::: INPUT :::
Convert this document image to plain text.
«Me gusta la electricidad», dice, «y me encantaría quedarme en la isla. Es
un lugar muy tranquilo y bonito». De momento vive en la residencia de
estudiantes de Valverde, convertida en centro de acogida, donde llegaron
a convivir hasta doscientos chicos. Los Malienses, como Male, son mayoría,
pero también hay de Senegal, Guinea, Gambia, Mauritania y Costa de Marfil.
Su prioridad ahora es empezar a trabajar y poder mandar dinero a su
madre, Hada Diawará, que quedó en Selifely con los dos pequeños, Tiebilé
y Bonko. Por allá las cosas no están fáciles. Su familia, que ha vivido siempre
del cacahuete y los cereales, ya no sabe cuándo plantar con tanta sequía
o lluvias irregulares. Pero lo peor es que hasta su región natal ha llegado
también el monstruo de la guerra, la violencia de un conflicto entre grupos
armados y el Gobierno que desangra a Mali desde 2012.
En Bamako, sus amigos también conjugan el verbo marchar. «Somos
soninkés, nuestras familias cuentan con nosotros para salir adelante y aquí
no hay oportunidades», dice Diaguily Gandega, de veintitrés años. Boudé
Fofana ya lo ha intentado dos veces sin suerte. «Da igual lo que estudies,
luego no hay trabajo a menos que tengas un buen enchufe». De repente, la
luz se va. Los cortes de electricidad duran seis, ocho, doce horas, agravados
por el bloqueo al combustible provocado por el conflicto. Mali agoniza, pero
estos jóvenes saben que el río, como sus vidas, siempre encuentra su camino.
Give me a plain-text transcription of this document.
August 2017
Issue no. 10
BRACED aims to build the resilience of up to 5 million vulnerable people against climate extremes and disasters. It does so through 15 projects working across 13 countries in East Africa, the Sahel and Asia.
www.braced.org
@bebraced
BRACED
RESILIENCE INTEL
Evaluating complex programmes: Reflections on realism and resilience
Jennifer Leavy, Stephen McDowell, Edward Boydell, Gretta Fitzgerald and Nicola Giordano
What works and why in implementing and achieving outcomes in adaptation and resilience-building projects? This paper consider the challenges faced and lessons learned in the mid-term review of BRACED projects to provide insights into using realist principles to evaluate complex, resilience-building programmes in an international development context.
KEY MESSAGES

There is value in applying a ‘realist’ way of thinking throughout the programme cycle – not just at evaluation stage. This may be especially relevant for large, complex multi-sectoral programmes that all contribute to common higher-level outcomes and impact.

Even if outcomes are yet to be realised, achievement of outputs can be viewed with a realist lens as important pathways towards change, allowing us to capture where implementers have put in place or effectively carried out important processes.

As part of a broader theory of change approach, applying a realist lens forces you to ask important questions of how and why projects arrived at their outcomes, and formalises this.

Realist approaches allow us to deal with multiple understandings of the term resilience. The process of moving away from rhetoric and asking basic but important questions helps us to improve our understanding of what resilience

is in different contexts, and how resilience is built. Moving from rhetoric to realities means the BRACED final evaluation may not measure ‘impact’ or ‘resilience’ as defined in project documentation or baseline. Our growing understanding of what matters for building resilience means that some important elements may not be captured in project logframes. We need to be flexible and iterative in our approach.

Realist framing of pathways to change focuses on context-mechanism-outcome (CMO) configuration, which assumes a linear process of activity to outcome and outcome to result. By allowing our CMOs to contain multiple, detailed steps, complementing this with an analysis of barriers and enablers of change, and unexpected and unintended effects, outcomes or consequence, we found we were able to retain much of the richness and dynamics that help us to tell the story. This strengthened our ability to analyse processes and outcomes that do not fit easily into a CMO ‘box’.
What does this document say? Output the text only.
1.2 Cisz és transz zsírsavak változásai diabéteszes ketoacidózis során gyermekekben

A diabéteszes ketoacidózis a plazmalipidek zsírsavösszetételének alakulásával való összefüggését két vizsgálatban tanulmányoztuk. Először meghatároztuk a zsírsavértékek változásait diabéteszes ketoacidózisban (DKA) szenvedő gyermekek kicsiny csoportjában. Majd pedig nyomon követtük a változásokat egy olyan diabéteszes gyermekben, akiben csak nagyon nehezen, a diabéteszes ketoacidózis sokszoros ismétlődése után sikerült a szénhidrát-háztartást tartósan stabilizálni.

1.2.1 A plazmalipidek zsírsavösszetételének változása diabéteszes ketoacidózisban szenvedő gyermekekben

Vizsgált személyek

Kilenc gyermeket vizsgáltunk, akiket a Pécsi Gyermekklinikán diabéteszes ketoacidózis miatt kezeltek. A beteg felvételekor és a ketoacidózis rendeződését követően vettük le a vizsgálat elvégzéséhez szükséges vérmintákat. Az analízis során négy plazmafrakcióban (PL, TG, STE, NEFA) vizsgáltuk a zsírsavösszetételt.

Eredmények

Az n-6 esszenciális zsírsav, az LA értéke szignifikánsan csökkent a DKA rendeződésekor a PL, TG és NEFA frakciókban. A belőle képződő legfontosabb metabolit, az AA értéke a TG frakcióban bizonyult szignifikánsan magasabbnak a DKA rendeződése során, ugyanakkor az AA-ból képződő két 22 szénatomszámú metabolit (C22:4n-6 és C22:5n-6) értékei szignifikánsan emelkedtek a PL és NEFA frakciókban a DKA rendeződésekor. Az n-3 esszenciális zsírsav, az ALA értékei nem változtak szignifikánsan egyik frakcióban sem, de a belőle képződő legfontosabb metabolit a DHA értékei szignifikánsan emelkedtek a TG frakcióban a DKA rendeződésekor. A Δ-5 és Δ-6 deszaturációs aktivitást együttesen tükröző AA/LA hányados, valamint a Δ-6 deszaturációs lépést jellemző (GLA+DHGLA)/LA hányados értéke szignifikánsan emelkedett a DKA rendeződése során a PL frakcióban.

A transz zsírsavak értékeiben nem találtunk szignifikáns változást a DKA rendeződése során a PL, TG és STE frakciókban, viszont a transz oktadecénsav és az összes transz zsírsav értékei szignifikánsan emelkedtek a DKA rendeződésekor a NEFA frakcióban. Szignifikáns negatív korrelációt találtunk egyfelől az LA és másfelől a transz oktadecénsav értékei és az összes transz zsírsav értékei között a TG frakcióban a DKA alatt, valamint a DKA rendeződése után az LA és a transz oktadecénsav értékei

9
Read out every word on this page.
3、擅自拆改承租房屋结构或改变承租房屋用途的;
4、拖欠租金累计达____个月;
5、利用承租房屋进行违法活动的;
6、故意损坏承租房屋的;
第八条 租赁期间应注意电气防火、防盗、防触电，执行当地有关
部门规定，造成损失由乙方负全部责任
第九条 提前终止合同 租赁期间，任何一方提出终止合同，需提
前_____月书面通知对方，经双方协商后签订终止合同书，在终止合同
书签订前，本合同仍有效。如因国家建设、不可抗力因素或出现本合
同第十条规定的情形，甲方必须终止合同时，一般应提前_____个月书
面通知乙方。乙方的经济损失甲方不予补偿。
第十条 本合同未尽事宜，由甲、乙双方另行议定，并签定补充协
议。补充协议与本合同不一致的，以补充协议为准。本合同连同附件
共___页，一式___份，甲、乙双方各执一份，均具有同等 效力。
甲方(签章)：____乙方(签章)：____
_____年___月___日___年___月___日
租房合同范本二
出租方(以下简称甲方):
:::
_WRITTEN INSTRUCTION_
Select every line in the material above where the string "applying" occurs, and copy it.

_THE COMPLETED TASK_
There is value in applying a ‘realist’ way of thinking throughout the programme cycle – not just at evaluation stage. This may be especially relevant for large, complex multi-sectoral programmes that all contribute to common higher-level outcomes and impact.
As part of a broader theory of change approach, applying a realist lens forces you to ask important questions of how and why projects arrived at their outcomes, and formalises this.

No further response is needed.